## What you need to do:
Go through the listing and copy every line word for word.

## Records supplied:
++++++++++
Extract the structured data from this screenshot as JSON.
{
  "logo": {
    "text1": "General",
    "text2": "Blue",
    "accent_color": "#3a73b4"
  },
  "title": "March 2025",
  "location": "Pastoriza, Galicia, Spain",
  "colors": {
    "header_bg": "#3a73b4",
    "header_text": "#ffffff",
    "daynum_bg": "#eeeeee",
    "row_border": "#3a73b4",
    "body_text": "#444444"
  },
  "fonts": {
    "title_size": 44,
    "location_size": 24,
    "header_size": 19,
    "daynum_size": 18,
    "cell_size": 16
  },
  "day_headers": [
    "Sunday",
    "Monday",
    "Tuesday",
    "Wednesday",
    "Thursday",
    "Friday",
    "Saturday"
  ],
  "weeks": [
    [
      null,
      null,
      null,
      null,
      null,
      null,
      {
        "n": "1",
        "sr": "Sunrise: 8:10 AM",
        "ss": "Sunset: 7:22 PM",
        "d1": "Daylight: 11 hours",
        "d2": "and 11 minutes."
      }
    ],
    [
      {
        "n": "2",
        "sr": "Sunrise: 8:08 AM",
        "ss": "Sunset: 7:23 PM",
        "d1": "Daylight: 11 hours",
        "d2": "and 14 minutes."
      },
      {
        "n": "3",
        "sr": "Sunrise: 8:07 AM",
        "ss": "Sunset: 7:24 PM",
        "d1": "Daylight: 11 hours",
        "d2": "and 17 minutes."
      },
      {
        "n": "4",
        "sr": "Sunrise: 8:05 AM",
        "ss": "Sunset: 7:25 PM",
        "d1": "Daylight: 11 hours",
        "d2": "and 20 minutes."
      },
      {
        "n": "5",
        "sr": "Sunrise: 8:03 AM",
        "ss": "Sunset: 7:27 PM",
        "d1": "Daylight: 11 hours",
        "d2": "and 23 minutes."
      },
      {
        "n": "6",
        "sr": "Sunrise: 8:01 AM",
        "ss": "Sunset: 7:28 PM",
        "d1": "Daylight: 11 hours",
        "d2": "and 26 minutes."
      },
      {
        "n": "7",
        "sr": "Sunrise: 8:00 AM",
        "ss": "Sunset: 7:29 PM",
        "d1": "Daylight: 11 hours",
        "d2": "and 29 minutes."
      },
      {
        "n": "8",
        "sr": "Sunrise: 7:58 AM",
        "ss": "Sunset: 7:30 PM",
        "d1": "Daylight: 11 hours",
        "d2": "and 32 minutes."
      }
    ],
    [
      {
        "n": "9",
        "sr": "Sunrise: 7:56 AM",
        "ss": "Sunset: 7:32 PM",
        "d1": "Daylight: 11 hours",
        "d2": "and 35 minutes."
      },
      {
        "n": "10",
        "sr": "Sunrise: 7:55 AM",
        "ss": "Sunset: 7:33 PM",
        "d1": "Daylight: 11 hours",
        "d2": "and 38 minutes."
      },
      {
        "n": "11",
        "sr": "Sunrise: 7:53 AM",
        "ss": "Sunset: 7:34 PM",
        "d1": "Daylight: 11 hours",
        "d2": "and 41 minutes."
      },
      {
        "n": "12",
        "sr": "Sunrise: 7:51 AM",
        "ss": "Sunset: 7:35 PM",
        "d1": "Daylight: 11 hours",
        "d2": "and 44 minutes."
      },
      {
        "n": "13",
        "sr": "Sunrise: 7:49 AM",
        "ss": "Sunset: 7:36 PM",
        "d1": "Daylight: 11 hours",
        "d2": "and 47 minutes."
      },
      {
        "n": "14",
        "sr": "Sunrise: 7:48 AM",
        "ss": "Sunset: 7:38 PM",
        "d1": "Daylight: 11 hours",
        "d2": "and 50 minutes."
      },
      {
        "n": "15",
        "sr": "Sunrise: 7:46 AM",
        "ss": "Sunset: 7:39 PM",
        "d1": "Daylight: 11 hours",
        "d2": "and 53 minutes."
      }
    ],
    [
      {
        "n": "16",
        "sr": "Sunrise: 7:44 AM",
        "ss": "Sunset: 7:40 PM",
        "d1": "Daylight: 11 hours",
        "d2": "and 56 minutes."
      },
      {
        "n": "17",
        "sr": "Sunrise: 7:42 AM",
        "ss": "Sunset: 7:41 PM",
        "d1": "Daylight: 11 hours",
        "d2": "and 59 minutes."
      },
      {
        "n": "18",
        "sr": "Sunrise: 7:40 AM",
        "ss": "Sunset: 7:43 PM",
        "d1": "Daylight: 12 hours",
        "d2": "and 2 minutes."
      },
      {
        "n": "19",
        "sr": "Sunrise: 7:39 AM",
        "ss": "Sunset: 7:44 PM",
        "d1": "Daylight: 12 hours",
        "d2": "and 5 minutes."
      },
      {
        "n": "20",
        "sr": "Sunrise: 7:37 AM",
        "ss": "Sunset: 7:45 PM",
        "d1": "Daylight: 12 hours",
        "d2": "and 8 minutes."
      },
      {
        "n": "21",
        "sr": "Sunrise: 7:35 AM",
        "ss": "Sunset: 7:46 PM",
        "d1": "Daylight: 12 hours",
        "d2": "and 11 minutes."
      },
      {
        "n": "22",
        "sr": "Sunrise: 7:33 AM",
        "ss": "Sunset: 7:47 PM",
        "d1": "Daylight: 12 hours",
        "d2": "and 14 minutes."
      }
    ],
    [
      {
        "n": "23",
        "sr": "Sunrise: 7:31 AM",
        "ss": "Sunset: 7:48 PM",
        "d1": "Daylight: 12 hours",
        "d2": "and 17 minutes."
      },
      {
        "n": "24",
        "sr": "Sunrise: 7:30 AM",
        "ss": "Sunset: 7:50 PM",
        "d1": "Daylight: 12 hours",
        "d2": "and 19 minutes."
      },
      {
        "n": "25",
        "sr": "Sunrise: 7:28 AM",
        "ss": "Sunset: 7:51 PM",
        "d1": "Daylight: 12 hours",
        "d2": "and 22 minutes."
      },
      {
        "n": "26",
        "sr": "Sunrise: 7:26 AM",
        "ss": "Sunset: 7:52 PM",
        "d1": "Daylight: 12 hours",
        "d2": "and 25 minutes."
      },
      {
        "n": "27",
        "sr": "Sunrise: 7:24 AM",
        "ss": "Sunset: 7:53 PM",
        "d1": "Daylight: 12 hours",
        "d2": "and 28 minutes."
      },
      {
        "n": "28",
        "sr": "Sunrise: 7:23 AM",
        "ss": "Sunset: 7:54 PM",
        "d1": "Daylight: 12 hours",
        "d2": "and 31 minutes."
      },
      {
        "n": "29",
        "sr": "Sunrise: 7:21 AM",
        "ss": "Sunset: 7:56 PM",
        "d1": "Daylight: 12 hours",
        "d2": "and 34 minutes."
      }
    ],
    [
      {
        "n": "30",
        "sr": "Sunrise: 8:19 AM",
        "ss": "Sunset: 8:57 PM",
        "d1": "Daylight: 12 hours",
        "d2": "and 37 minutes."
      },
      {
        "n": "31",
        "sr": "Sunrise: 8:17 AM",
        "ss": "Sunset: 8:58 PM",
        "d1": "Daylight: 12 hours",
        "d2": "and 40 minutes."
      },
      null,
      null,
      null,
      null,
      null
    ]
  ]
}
++++++++++
## Response below:
Extract the structured data from this screenshot as JSON.
{
  "logo": {
    "text1": "General",
    "text2": "Blue",
    "accent_color": "#3a73b4"
  },
  "title": "March 2025",
  "location": "Pastoriza, Galicia, Spain",
  "colors": {
    "header_bg": "#3a73b4",
    "header_text": "#ffffff",
    "daynum_bg": "#eeeeee",
    "row_border": "#3a73b4",
    "body_text": "#444444"
  },
  "fonts": {
    "title_size": 44,
    "location_size": 24,
    "header_size": 19,
    "daynum_size": 18,
    "cell_size": 16
  },
  "day_headers": [
    "Sunday",
    "Monday",
    "Tuesday",
    "Wednesday",
    "Thursday",
    "Friday",
    "Saturday"
  ],
  "weeks": [
    [
      null,
      null,
      null,
      null,
      null,
      null,
      {
        "n": "1",
        "sr": "Sunrise: 8:10 AM",
        "ss": "Sunset: 7:22 PM",
        "d1": "Daylight: 11 hours",
        "d2": "and 11 minutes."
      }
    ],
    [
      {
        "n": "2",
        "sr": "Sunrise: 8:08 AM",
        "ss": "Sunset: 7:23 PM",
        "d1": "Daylight: 11 hours",
        "d2": "and 14 minutes."
      },
      {
        "n": "3",
        "sr": "Sunrise: 8:07 AM",
        "ss": "Sunset: 7:24 PM",
        "d1": "Daylight: 11 hours",
        "d2": "and 17 minutes."
      },
      {
        "n": "4",
        "sr": "Sunrise: 8:05 AM",
        "ss": "Sunset: 7:25 PM",
        "d1": "Daylight: 11 hours",
        "d2": "and 20 minutes."
      },
      {
        "n": "5",
        "sr": "Sunrise: 8:03 AM",
        "ss": "Sunset: 7:27 PM",
        "d1": "Daylight: 11 hours",
        "d2": "and 23 minutes."
      },
      {
        "n": "6",
        "sr": "Sunrise: 8:01 AM",
        "ss": "Sunset: 7:28 PM",
        "d1": "Daylight: 11 hours",
        "d2": "and 26 minutes."
      },
      {
        "n": "7",
        "sr": "Sunrise: 8:00 AM",
        "ss": "Sunset: 7:29 PM",
        "d1": "Daylight: 11 hours",
        "d2": "and 29 minutes."
      },
      {
        "n": "8",
        "sr": "Sunrise: 7:58 AM",
        "ss": "Sunset: 7:30 PM",
        "d1": "Daylight: 11 hours",
        "d2": "and 32 minutes."
      }
    ],
    [
      {
        "n": "9",
        "sr": "Sunrise: 7:56 AM",
        "ss": "Sunset: 7:32 PM",
        "d1": "Daylight: 11 hours",
        "d2": "and 35 minutes."
      },
      {
        "n": "10",
        "sr": "Sunrise: 7:55 AM",
        "ss": "Sunset: 7:33 PM",
        "d1": "Daylight: 11 hours",
        "d2": "and 38 minutes."
      },
      {
        "n": "11",
        "sr": "Sunrise: 7:53 AM",
        "ss": "Sunset: 7:34 PM",
        "d1": "Daylight: 11 hours",
        "d2": "and 41 minutes."
      },
      {
        "n": "12",
        "sr": "Sunrise: 7:51 AM",
        "ss": "Sunset: 7:35 PM",
        "d1": "Daylight: 11 hours",
        "d2": "and 44 minutes."
      },
      {
        "n": "13",
        "sr": "Sunrise: 7:49 AM",
        "ss": "Sunset: 7:36 PM",
        "d1": "Daylight: 11 hours",
        "d2": "and 47 minutes."
      },
      {
        "n": "14",
        "sr": "Sunrise: 7:48 AM",
        "ss": "Sunset: 7:38 PM",
        "d1": "Daylight: 11 hours",
        "d2": "and 50 minutes."
      },
      {
        "n": "15",
        "sr": "Sunrise: 7:46 AM",
        "ss": "Sunset: 7:39 PM",
        "d1": "Daylight: 11 hours",
        "d2": "and 53 minutes."
      }
    ],
    [
      {
        "n": "16",
        "sr": "Sunrise: 7:44 AM",
        "ss": "Sunset: 7:40 PM",
        "d1": "Daylight: 11 hours",
        "d2": "and 56 minutes."
      },
      {
        "n": "17",
        "sr": "Sunrise: 7:42 AM",
        "ss": "Sunset: 7:41 PM",
        "d1": "Daylight: 11 hours",
        "d2": "and 59 minutes."
      },
      {
        "n": "18",
        "sr": "Sunrise: 7:40 AM",
        "ss": "Sunset: 7:43 PM",
        "d1": "Daylight: 12 hours",
        "d2": "and 2 minutes."
      },
      {
        "n": "19",
        "sr": "Sunrise: 7:39 AM",
        "ss": "Sunset: 7:44 PM",
        "d1": "Daylight: 12 hours",
        "d2": "and 5 minutes."
      },
      {
        "n": "20",
        "sr": "Sunrise: 7:37 AM",
        "ss": "Sunset: 7:45 PM",
        "d1": "Daylight: 12 hours",
        "d2": "and 8 minutes."
      },
      {
        "n": "21",
        "sr": "Sunrise: 7:35 AM",
        "ss": "Sunset: 7:46 PM",
        "d1": "Daylight: 12 hours",
        "d2": "and 11 minutes."
      },
      {
        "n": "22",
        "sr": "Sunrise: 7:33 AM",
        "ss": "Sunset: 7:47 PM",
        "d1": "Daylight: 12 hours",
        "d2": "and 14 minutes."
      }
    ],
    [
      {
        "n": "23",
        "sr": "Sunrise: 7:31 AM",
        "ss": "Sunset: 7:48 PM",
        "d1": "Daylight: 12 hours",
        "d2": "and 17 minutes."
      },
      {
        "n": "24",
        "sr": "Sunrise: 7:30 AM",
        "ss": "Sunset: 7:50 PM",
        "d1": "Daylight: 12 hours",
        "d2": "and 19 minutes."
      },
      {
        "n": "25",
        "sr": "Sunrise: 7:28 AM",
        "ss": "Sunset: 7:51 PM",
        "d1": "Daylight: 12 hours",
        "d2": "and 22 minutes."
      },
      {
        "n": "26",
        "sr": "Sunrise: 7:26 AM",
        "ss": "Sunset: 7:52 PM",
        "d1": "Daylight: 12 hours",
        "d2": "and 25 minutes."
      },
      {
        "n": "27",
        "sr": "Sunrise: 7:24 AM",
        "ss": "Sunset: 7:53 PM",
        "d1": "Daylight: 12 hours",
        "d2": "and 28 minutes."
      },
      {
        "n": "28",
        "sr": "Sunrise: 7:23 AM",
        "ss": "Sunset: 7:54 PM",
        "d1": "Daylight: 12 hours",
        "d2": "and 31 minutes."
      },
      {
        "n": "29",
        "sr": "Sunrise: 7:21 AM",
        "ss": "Sunset: 7:56 PM",
        "d1": "Daylight: 12 hours",
        "d2": "and 34 minutes."
      }
    ],
    [
      {
        "n": "30",
        "sr": "Sunrise: 8:19 AM",
        "ss": "Sunset: 8:57 PM",
        "d1": "Daylight: 12 hours",
        "d2": "and 37 minutes."
      },
      {
        "n": "31",
        "sr": "Sunrise: 8:17 AM",
        "ss": "Sunset: 8:58 PM",
        "d1": "Daylight: 12 hours",
        "d2": "and 40 minutes."
      },
      null,
      null,
      null,
      null,
      null
    ]
  ]
}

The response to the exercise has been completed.